Data supplied:
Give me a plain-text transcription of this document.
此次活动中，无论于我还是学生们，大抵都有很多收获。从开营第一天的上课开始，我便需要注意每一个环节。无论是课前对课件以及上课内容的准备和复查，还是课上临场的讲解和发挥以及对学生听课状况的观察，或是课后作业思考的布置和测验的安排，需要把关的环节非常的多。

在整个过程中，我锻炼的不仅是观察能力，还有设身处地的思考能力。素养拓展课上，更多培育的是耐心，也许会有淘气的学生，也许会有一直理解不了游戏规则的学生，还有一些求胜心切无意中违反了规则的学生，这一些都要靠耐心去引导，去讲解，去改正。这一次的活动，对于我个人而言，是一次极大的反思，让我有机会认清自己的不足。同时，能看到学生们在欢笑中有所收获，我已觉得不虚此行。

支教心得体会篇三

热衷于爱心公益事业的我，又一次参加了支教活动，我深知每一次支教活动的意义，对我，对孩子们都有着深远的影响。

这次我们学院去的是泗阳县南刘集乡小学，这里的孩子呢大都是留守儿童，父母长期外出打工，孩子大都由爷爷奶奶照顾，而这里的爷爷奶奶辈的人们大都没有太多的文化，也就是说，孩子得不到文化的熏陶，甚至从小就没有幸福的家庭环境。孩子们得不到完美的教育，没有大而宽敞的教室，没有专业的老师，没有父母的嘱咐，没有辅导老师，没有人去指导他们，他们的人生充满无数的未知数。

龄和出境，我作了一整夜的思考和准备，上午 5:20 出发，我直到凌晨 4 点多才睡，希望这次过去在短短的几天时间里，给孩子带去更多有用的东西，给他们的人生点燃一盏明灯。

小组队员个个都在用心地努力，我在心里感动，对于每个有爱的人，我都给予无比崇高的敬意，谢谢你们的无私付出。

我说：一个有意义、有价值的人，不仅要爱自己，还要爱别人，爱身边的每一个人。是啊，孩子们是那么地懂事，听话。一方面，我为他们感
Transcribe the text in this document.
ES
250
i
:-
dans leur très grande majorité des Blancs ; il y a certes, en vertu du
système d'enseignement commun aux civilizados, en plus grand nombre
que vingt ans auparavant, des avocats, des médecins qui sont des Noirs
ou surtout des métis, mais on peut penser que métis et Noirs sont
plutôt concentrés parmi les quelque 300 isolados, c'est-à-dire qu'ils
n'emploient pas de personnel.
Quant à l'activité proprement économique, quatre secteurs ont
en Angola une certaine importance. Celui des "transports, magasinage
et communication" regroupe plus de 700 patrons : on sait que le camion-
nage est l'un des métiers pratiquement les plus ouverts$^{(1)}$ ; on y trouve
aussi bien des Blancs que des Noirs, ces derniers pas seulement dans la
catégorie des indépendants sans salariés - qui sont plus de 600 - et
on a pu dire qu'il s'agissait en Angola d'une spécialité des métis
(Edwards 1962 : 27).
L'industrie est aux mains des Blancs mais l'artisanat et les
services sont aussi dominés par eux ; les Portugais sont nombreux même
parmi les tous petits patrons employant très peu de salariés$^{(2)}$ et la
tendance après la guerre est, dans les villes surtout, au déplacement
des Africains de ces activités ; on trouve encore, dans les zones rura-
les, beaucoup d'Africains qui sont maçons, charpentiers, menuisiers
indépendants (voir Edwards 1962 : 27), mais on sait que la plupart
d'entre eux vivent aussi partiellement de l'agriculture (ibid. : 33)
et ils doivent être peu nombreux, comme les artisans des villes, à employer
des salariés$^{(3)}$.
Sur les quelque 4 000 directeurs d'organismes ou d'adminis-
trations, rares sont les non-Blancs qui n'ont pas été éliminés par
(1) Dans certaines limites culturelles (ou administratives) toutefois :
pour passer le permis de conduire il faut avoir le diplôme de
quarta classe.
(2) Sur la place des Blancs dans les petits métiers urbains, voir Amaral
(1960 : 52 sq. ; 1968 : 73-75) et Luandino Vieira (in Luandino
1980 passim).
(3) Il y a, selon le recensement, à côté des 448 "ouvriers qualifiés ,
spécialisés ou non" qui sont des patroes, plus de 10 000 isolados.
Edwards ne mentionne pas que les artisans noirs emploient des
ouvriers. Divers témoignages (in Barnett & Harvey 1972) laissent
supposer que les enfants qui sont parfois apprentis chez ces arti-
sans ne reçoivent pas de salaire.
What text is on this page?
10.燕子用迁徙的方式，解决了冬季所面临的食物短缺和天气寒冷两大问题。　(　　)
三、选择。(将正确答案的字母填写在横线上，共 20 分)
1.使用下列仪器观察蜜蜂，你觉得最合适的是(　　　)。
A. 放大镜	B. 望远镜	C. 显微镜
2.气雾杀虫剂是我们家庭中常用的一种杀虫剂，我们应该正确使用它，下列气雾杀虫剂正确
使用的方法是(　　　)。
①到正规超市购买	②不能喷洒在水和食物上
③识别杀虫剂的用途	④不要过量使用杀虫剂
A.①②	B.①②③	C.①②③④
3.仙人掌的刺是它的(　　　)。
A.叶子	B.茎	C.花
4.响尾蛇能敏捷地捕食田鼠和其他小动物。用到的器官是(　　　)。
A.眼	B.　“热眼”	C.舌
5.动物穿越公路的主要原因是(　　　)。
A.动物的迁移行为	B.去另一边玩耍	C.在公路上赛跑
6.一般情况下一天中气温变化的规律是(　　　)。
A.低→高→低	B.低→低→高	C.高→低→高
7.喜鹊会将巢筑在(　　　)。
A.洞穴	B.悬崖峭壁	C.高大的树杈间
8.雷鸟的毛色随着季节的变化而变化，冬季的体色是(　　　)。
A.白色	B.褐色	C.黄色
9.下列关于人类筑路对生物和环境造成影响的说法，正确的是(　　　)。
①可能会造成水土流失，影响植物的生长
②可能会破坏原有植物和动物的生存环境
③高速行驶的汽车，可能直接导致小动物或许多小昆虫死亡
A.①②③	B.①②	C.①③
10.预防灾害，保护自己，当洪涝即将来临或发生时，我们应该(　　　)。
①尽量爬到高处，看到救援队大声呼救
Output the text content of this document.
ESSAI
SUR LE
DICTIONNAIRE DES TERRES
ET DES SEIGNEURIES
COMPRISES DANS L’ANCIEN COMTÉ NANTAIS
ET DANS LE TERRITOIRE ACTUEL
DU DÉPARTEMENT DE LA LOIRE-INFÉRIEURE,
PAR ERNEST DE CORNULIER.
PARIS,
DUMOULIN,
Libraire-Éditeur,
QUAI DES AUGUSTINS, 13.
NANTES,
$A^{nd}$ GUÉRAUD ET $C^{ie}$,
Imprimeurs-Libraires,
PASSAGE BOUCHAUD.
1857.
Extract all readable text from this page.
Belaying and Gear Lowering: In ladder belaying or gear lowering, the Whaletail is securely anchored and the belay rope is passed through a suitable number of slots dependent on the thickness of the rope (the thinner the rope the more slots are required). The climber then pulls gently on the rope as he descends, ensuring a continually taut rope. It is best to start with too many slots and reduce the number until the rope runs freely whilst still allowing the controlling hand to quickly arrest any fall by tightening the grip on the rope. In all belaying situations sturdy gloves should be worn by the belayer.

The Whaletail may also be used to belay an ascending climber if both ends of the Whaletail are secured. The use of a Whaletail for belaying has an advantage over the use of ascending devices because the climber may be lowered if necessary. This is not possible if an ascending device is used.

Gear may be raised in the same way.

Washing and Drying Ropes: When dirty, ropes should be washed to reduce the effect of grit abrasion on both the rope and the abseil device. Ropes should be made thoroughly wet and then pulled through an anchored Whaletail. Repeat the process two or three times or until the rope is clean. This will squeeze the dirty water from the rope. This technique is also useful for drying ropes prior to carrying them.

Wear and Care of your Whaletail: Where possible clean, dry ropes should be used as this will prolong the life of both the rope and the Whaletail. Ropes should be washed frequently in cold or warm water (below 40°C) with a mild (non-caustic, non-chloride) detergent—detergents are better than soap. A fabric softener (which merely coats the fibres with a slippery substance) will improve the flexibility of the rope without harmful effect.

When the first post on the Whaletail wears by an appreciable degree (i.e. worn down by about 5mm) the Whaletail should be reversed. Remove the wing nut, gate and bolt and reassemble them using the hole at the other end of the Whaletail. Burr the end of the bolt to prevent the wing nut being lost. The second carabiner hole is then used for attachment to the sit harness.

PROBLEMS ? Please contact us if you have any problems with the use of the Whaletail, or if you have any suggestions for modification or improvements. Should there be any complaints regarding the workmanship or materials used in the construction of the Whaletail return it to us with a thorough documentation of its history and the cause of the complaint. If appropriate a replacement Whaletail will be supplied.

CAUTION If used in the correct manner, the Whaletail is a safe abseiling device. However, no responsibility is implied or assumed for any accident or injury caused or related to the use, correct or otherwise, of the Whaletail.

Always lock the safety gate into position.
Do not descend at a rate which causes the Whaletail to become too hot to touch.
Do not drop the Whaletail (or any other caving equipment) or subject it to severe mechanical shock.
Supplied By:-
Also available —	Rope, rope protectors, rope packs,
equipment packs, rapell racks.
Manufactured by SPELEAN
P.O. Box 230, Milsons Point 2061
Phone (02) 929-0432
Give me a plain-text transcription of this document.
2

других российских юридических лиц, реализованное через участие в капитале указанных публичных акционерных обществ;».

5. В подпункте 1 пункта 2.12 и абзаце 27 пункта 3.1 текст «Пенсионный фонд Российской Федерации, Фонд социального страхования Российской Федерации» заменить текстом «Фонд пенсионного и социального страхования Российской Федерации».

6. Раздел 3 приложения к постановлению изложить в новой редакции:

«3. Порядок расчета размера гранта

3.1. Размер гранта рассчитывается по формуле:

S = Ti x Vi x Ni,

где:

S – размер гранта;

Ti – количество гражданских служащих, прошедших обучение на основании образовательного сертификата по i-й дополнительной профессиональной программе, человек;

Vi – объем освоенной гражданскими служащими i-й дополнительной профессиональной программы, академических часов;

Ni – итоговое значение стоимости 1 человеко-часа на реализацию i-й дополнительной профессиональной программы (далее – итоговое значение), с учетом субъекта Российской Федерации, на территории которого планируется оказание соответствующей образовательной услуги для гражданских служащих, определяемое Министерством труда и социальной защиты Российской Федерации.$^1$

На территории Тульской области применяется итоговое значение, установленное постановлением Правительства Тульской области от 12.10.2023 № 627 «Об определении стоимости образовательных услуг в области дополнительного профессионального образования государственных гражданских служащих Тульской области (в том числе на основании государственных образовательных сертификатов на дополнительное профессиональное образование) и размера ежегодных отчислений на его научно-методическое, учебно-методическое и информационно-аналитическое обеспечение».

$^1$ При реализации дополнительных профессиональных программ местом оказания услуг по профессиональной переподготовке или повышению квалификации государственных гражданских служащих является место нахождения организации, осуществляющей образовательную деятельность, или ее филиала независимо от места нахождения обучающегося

Goal of the exercise: Review the material and copy each line in which the word "petits" appears.

Answer to the exercise:
parmi les tous petits patrons employant très peu de salariés$^{(2)}$ et la
(2) Sur la place des Blancs dans les petits métiers urbains, voir Amaral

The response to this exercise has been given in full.